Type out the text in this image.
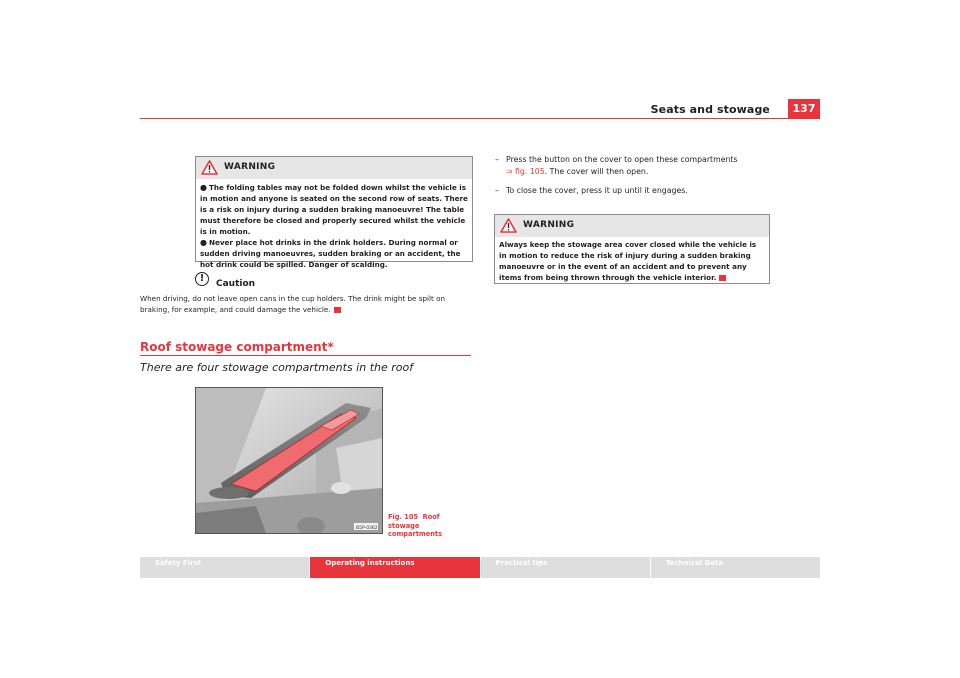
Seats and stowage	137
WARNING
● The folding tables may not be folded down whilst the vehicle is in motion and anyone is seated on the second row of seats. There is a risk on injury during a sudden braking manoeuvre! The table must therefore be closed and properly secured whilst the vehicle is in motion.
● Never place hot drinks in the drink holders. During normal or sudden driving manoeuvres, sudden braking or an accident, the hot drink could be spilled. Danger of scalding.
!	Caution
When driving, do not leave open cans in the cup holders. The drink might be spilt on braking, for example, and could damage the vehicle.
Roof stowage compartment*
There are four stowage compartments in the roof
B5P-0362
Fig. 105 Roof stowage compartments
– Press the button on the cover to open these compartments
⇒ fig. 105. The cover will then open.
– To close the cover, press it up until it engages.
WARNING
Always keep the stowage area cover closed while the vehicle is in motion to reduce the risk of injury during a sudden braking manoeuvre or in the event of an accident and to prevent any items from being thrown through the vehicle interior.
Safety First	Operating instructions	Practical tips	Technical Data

*Required work*
Scan the listing above for the word "motion" and copy every line that holds it.

*Complete response*
● The folding tables may not be folded down whilst the vehicle is in motion and anyone is seated on the second row of seats. There is a risk on injury during a sudden braking manoeuvre! The table must therefore be closed and properly secured whilst the vehicle is in motion.
Always keep the stowage area cover closed while the vehicle is in motion to reduce the risk of injury during a sudden braking manoeuvre or in the event of an accident and to prevent any items from being thrown through the vehicle interior.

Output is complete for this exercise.